### Work required
Out of the lines below, please list those that hold the string "points".

* * * * * * * * *

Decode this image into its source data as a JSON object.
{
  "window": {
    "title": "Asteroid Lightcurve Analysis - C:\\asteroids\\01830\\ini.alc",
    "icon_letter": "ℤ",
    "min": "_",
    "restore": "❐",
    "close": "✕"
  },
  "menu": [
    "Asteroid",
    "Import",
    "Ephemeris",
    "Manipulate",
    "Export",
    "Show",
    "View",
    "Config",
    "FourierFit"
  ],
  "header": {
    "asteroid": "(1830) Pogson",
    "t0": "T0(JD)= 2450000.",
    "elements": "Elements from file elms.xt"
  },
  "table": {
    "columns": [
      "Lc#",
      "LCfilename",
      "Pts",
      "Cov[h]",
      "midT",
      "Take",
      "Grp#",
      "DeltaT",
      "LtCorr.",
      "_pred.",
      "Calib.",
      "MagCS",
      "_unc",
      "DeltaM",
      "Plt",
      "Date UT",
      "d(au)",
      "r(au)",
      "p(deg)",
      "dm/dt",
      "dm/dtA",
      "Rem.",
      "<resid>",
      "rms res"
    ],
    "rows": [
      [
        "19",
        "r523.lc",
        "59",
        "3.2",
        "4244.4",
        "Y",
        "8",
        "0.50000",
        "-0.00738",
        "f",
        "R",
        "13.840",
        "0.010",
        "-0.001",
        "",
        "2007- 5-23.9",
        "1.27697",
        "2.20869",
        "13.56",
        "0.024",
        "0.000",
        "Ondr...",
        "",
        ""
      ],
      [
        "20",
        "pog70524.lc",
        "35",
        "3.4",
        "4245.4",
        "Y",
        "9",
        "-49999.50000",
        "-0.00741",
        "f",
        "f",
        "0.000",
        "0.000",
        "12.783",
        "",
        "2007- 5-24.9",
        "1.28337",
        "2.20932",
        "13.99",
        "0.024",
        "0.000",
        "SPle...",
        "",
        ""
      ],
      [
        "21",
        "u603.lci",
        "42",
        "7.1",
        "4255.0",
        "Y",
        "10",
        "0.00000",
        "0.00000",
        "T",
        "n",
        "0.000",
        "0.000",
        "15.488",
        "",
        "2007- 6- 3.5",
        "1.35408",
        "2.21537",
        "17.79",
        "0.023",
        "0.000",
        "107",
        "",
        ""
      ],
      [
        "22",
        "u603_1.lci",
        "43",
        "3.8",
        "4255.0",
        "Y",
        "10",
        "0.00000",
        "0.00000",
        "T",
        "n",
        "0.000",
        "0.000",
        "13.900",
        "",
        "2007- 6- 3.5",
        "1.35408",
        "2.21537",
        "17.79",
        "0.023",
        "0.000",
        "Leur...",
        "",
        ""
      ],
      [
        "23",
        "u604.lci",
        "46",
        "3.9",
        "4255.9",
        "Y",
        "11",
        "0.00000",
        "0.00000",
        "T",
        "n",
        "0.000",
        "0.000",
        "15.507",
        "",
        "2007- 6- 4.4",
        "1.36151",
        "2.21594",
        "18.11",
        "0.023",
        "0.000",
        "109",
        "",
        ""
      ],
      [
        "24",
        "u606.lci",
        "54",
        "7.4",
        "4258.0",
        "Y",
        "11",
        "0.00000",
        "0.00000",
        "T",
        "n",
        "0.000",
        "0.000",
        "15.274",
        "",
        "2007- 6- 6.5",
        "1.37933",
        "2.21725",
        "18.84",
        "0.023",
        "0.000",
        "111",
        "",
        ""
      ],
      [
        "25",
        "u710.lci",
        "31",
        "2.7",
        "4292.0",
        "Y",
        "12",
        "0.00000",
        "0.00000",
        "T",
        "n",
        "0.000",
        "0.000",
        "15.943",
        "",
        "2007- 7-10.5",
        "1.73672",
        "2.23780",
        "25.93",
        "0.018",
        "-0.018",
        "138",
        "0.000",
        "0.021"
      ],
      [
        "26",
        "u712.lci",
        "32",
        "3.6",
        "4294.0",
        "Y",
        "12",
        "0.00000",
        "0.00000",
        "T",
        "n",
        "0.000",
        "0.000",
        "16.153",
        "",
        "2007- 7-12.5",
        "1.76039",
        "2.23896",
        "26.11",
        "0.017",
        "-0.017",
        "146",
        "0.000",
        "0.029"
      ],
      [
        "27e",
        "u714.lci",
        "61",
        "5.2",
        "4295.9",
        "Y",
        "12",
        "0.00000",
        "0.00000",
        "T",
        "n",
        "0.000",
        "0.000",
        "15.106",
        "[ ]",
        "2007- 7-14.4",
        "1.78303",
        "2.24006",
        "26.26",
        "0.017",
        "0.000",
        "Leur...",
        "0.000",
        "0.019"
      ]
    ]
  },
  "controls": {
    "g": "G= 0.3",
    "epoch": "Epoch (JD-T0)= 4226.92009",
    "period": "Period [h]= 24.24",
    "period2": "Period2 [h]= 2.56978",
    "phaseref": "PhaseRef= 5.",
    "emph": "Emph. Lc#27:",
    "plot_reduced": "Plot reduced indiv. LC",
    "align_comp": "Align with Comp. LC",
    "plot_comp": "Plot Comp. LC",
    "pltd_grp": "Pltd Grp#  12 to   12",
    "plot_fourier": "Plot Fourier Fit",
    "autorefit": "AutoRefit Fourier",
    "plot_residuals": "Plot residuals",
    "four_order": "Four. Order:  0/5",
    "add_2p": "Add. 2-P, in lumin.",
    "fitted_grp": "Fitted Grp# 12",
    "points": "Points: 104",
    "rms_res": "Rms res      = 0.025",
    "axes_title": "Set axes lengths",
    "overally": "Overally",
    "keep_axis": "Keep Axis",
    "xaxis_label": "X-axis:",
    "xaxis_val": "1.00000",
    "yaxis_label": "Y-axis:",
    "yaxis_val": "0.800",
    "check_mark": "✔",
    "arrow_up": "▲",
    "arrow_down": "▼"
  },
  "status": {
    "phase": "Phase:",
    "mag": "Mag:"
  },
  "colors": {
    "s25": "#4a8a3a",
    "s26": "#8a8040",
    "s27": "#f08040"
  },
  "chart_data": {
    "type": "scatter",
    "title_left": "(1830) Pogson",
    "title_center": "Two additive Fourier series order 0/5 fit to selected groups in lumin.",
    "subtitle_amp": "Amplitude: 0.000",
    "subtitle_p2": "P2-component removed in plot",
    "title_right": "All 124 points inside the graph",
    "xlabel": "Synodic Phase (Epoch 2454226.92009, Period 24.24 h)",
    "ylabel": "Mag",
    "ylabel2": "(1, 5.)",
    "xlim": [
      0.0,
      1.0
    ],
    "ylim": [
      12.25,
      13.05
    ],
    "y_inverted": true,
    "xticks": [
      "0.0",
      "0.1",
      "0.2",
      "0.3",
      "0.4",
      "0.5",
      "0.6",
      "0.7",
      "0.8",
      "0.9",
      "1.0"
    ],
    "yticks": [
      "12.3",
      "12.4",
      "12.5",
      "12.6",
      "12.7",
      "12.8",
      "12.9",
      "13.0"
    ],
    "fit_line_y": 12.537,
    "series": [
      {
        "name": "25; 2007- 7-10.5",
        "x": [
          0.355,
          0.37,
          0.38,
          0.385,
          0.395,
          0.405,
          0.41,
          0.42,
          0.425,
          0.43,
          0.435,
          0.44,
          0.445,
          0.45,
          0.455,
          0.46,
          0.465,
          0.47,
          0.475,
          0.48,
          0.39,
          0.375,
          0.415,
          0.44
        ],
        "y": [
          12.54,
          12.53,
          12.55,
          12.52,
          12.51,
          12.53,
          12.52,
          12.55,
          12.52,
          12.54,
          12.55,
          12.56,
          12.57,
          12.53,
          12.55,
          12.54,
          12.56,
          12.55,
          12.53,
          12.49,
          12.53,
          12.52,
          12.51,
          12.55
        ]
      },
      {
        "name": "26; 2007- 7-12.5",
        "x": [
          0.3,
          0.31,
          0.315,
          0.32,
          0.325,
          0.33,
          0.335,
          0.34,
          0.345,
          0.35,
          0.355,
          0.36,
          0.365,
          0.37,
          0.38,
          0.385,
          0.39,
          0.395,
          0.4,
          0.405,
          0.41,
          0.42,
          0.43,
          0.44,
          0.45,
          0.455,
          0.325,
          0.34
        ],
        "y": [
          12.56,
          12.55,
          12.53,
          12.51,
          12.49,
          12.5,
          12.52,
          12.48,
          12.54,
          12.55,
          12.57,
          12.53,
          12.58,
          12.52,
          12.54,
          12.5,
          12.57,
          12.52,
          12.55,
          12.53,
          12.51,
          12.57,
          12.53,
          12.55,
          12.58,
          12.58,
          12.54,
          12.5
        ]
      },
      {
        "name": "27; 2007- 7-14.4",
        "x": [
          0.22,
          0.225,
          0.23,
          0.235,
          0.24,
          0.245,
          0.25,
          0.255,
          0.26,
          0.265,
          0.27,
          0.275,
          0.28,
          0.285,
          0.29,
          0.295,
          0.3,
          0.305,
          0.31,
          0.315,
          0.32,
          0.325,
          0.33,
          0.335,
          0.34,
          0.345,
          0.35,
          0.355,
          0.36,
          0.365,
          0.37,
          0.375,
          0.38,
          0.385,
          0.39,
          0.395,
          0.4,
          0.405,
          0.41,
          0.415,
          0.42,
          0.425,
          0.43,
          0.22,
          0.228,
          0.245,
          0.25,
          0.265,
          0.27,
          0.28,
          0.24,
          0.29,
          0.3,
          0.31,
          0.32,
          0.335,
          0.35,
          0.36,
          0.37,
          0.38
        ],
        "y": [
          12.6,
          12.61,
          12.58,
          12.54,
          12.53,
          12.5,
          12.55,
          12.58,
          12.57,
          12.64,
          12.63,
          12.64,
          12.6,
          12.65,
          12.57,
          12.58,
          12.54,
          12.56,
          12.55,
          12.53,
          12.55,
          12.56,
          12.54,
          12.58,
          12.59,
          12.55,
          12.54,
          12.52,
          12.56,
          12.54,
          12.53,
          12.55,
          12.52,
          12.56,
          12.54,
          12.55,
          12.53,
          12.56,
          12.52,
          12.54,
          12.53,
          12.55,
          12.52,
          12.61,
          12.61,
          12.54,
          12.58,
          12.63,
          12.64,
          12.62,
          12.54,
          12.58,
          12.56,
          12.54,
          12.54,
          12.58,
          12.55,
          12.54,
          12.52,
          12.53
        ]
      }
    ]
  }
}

* * * * * * * * *

### Problem solution
    "points": "Points: 104",
    "title_right": "All 124 points inside the graph",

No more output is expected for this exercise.